## begin

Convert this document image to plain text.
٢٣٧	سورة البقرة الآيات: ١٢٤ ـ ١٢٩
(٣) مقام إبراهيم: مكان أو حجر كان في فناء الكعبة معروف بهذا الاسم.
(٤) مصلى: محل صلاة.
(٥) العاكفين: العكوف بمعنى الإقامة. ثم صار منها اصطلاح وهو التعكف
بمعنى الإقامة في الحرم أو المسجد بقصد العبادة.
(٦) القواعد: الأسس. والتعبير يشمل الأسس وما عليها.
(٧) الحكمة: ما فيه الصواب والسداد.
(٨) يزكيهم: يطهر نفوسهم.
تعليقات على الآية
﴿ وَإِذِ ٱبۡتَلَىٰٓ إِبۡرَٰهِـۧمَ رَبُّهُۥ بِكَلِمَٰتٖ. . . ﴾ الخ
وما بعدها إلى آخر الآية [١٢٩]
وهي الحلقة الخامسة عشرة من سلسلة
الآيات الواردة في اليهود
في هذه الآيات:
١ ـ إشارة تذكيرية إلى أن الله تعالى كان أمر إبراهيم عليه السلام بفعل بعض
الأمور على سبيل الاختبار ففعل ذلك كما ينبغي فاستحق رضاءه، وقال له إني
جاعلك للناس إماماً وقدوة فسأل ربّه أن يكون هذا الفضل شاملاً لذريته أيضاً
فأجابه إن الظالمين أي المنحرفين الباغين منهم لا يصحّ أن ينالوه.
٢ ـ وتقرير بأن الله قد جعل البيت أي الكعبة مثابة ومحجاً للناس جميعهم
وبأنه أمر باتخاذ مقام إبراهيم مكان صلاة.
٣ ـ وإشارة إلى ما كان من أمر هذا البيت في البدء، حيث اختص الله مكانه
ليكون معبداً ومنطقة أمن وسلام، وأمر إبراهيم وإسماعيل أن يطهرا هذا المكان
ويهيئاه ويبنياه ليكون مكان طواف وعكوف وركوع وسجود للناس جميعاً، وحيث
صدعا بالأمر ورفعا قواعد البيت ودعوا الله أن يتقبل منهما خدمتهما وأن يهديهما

## end

** WHAT YOU ARE ASKED TO DO **
Write out all the records above again, exactly as they stand.

** SOLUTION FOR THIS TASK **
Convert this document image to plain text.
٢٣٧	سورة البقرة الآيات: ١٢٤ ـ ١٢٩
(٣) مقام إبراهيم: مكان أو حجر كان في فناء الكعبة معروف بهذا الاسم.
(٤) مصلى: محل صلاة.
(٥) العاكفين: العكوف بمعنى الإقامة. ثم صار منها اصطلاح وهو التعكف
بمعنى الإقامة في الحرم أو المسجد بقصد العبادة.
(٦) القواعد: الأسس. والتعبير يشمل الأسس وما عليها.
(٧) الحكمة: ما فيه الصواب والسداد.
(٨) يزكيهم: يطهر نفوسهم.
تعليقات على الآية
﴿ وَإِذِ ٱبۡتَلَىٰٓ إِبۡرَٰهِـۧمَ رَبُّهُۥ بِكَلِمَٰتٖ. . . ﴾ الخ
وما بعدها إلى آخر الآية [١٢٩]
وهي الحلقة الخامسة عشرة من سلسلة
الآيات الواردة في اليهود
في هذه الآيات:
١ ـ إشارة تذكيرية إلى أن الله تعالى كان أمر إبراهيم عليه السلام بفعل بعض
الأمور على سبيل الاختبار ففعل ذلك كما ينبغي فاستحق رضاءه، وقال له إني
جاعلك للناس إماماً وقدوة فسأل ربّه أن يكون هذا الفضل شاملاً لذريته أيضاً
فأجابه إن الظالمين أي المنحرفين الباغين منهم لا يصحّ أن ينالوه.
٢ ـ وتقرير بأن الله قد جعل البيت أي الكعبة مثابة ومحجاً للناس جميعهم
وبأنه أمر باتخاذ مقام إبراهيم مكان صلاة.
٣ ـ وإشارة إلى ما كان من أمر هذا البيت في البدء، حيث اختص الله مكانه
ليكون معبداً ومنطقة أمن وسلام، وأمر إبراهيم وإسماعيل أن يطهرا هذا المكان
ويهيئاه ويبنياه ليكون مكان طواف وعكوف وركوع وسجود للناس جميعاً، وحيث
صدعا بالأمر ورفعا قواعد البيت ودعوا الله أن يتقبل منهما خدمتهما وأن يهديهما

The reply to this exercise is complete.